— PROBLEM TO WORK ON —
Repeat the lines that follow, leaving nothing out.

— RECORDS SHOWN —
• • • • •

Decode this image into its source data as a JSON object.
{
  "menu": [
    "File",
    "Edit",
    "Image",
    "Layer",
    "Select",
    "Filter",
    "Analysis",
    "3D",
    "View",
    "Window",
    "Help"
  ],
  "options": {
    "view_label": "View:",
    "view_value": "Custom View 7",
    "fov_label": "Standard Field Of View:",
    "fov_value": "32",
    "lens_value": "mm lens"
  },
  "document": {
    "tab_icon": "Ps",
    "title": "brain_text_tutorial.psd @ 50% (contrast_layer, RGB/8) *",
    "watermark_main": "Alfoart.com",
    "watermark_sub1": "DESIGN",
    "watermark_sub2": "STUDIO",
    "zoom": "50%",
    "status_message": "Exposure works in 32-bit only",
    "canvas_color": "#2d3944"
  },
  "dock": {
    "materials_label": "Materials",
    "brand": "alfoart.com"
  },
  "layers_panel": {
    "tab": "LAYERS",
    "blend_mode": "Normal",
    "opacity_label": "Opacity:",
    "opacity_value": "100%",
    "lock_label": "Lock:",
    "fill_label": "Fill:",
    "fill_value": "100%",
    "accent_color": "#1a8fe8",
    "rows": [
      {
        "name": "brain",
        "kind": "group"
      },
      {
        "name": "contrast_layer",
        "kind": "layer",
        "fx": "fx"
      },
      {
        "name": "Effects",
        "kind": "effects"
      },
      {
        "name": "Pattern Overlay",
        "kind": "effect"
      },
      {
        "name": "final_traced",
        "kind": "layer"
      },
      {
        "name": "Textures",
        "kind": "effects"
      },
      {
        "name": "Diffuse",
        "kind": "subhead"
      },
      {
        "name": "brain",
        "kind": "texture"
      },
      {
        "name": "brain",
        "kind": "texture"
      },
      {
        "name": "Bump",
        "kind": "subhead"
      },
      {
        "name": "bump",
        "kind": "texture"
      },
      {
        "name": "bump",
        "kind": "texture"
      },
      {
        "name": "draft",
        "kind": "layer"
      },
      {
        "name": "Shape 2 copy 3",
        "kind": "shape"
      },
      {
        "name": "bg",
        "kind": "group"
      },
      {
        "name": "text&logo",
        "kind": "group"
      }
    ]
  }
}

• • • • •

— TASK RESPONSE —
Decode this image into its source data as a JSON object.
{
  "menu": [
    "File",
    "Edit",
    "Image",
    "Layer",
    "Select",
    "Filter",
    "Analysis",
    "3D",
    "View",
    "Window",
    "Help"
  ],
  "options": {
    "view_label": "View:",
    "view_value": "Custom View 7",
    "fov_label": "Standard Field Of View:",
    "fov_value": "32",
    "lens_value": "mm lens"
  },
  "document": {
    "tab_icon": "Ps",
    "title": "brain_text_tutorial.psd @ 50% (contrast_layer, RGB/8) *",
    "watermark_main": "Alfoart.com",
    "watermark_sub1": "DESIGN",
    "watermark_sub2": "STUDIO",
    "zoom": "50%",
    "status_message": "Exposure works in 32-bit only",
    "canvas_color": "#2d3944"
  },
  "dock": {
    "materials_label": "Materials",
    "brand": "alfoart.com"
  },
  "layers_panel": {
    "tab": "LAYERS",
    "blend_mode": "Normal",
    "opacity_label": "Opacity:",
    "opacity_value": "100%",
    "lock_label": "Lock:",
    "fill_label": "Fill:",
    "fill_value": "100%",
    "accent_color": "#1a8fe8",
    "rows": [
      {
        "name": "brain",
        "kind": "group"
      },
      {
        "name": "contrast_layer",
        "kind": "layer",
        "fx": "fx"
      },
      {
        "name": "Effects",
        "kind": "effects"
      },
      {
        "name": "Pattern Overlay",
        "kind": "effect"
      },
      {
        "name": "final_traced",
        "kind": "layer"
      },
      {
        "name": "Textures",
        "kind": "effects"
      },
      {
        "name": "Diffuse",
        "kind": "subhead"
      },
      {
        "name": "brain",
        "kind": "texture"
      },
      {
        "name": "brain",
        "kind": "texture"
      },
      {
        "name": "Bump",
        "kind": "subhead"
      },
      {
        "name": "bump",
        "kind": "texture"
      },
      {
        "name": "bump",
        "kind": "texture"
      },
      {
        "name": "draft",
        "kind": "layer"
      },
      {
        "name": "Shape 2 copy 3",
        "kind": "shape"
      },
      {
        "name": "bg",
        "kind": "group"
      },
      {
        "name": "text&logo",
        "kind": "group"
      }
    ]
  }
}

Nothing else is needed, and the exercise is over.